-- BEGIN RECORDED INFORMATION --
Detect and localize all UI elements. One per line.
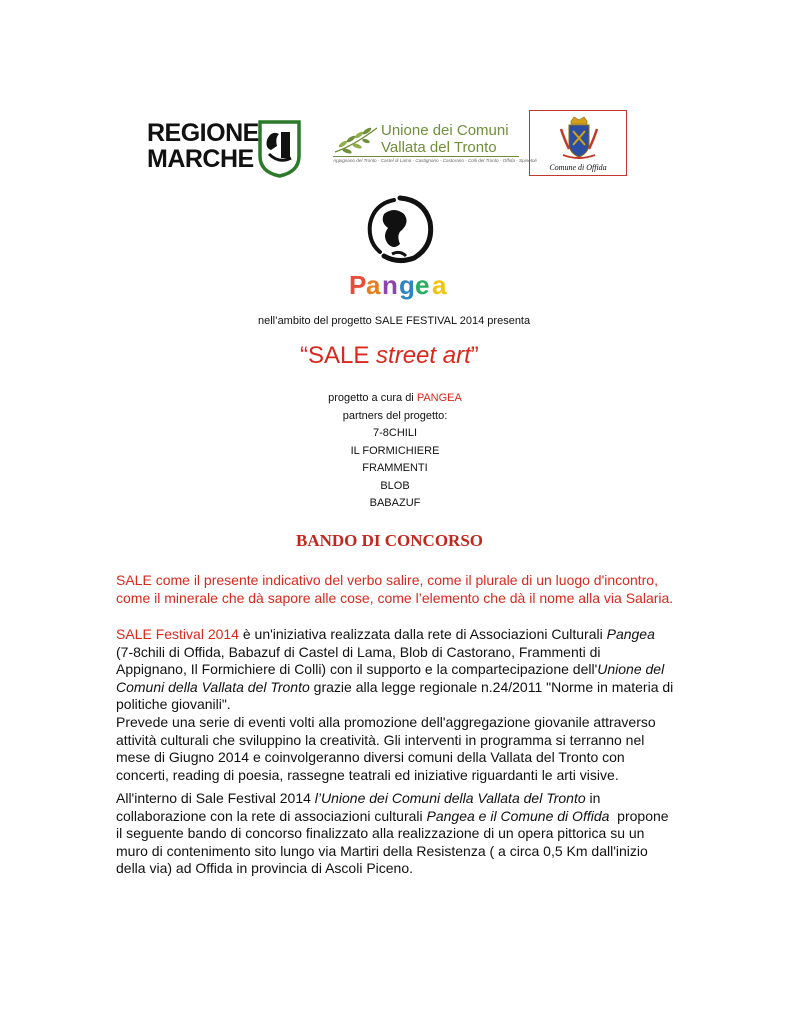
regione-marche-logo [147, 118, 302, 180]
paragraph-festival [116, 626, 686, 784]
italic-run: l’Unione dei Comuni della Vallata del Tronto [314, 790, 586, 806]
paragraph-line [116, 790, 686, 808]
paragraph-line: concerti, reading di poesia, rassegne teatrali ed iniziative riguardanti le arti visive. [116, 766, 619, 783]
paragraph-line: muro di contenimento sito lungo via Martiri della Resistenza ( a circa 0,5 Km dall'inizio [116, 842, 648, 859]
text-run: in [585, 790, 601, 806]
curated-name: PANGEA [416, 392, 462, 404]
italic-run: Comuni della Vallata del Tronto [116, 678, 310, 695]
title-close: ” [470, 342, 479, 369]
svg-text:a: a [432, 270, 447, 300]
regione-line1: REGIONE [147, 119, 259, 147]
unione-towns-list: Appignano del Tronto - Castel di Lama - Castignano - Castorano - Colli del Tronto - Offida - Spinetoli [333, 158, 537, 163]
partner-item: BABAZUF [369, 497, 421, 509]
curated-line [270, 390, 520, 408]
paragraph-line: attività culturali che sviluppino la creatività. Gli interventi in programma si terranno nel [116, 731, 645, 748]
paragraph-line [116, 626, 686, 644]
offida-label: Comune di Offida [549, 163, 607, 172]
text-run: collaborazione con la rete di associazioni culturali [116, 807, 427, 824]
curated-prefix: progetto a cura di [328, 392, 417, 404]
pangea-wordmark [349, 266, 451, 306]
unione-divider [333, 156, 519, 157]
paragraph-line [116, 679, 686, 697]
paragraph-line [116, 661, 686, 679]
paragraph-line: il seguente bando di concorso finalizzato alla realizzazione di un opera pittorica su un [116, 825, 645, 842]
regione-line2: MARCHE [147, 145, 254, 173]
text-run: Appignano, Il Formichiere di Colli) con il supporto e la compartecipazione dell' [116, 661, 598, 678]
text-run: propone [609, 807, 669, 824]
offida-crest-icon [557, 115, 601, 161]
project-credits [270, 390, 520, 513]
unione-comuni-logo [333, 118, 537, 168]
unione-title-line2: Vallata del Tronto [381, 139, 497, 156]
paragraph-line [116, 808, 686, 826]
regione-marche-wordmark [147, 120, 259, 172]
partners-label: partners del progetto: [342, 409, 448, 422]
paragraph-line: come il minerale che dà sapore alle cose, come l’elemento che dà il nome alla via Salaria. [116, 589, 674, 606]
regione-shield-icon [257, 120, 302, 178]
paragraph-line: (7-8chili di Offida, Babazuf di Castel di Lama, Blob di Castorano, Frammenti di [116, 643, 601, 660]
svg-text:n: n [382, 270, 398, 300]
text-run: grazie alla legge regionale n.24/2011 "Norme in materia di [309, 678, 674, 695]
partner-item: 7-8CHILI [372, 427, 418, 439]
title-italic: street art [376, 342, 471, 369]
italic-run: Pangea e il Comune di Offida [426, 807, 610, 824]
pangea-logo-icon [364, 194, 436, 264]
partner-item: BLOB [380, 479, 410, 492]
partner-item: FRAMMENTI [362, 462, 428, 474]
section-heading: BANDO DI CONCORSO [296, 531, 484, 550]
olive-branch-icon [333, 122, 379, 158]
italic-run: Unione del [597, 661, 665, 678]
paragraph-sale-meaning [116, 572, 686, 607]
paragraph-bando [116, 790, 686, 878]
partner-item: IL FORMICHIERE [350, 444, 440, 457]
paragraph-line: politiche giovanili". [116, 696, 231, 713]
paragraph-line: mese di Giugno 2014 e coinvolgeranno diversi comuni della Vallata del Tronto con [116, 749, 625, 766]
unione-title-line1: Unione dei Comuni [381, 122, 509, 139]
comune-offida-logo [529, 110, 627, 176]
paragraph-line: SALE come il presente indicativo del verbo salire, come il plurale di un luogo d'incontro, [116, 572, 658, 588]
title-open: “SALE [300, 342, 377, 369]
italic-run: Pangea [606, 626, 655, 642]
paragraph-line: della via) ad Offida in provincia di Ascoli Piceno. [116, 860, 414, 877]
svg-text:P: P [349, 270, 367, 300]
text-run: All'interno di Sale Festival 2014 [116, 790, 315, 806]
intro-line: nell’ambito del progetto SALE FESTIVAL 2014 presenta [258, 315, 531, 327]
festival-name: SALE Festival 2014 [116, 626, 239, 642]
event-title [300, 342, 479, 370]
text-run: è un'iniziativa realizzata dalla rete di Associazioni Culturali [238, 626, 607, 642]
paragraph-line: Prevede una serie di eventi volti alla promozione dell'aggregazione giovanile attraverso [116, 713, 656, 730]
svg-text:e: e [415, 270, 430, 300]
svg-text:a: a [366, 270, 381, 300]
svg-text:g: g [399, 270, 415, 300]
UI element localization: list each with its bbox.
-- END RECORDED INFORMATION --
Locate every line in the items above that contains the string "icon", and copy each one out in full.

offida-crest-icon [557, 115, 601, 161]
regione-shield-icon [257, 120, 302, 178]
pangea-logo-icon [364, 194, 436, 264]
olive-branch-icon [333, 122, 379, 158]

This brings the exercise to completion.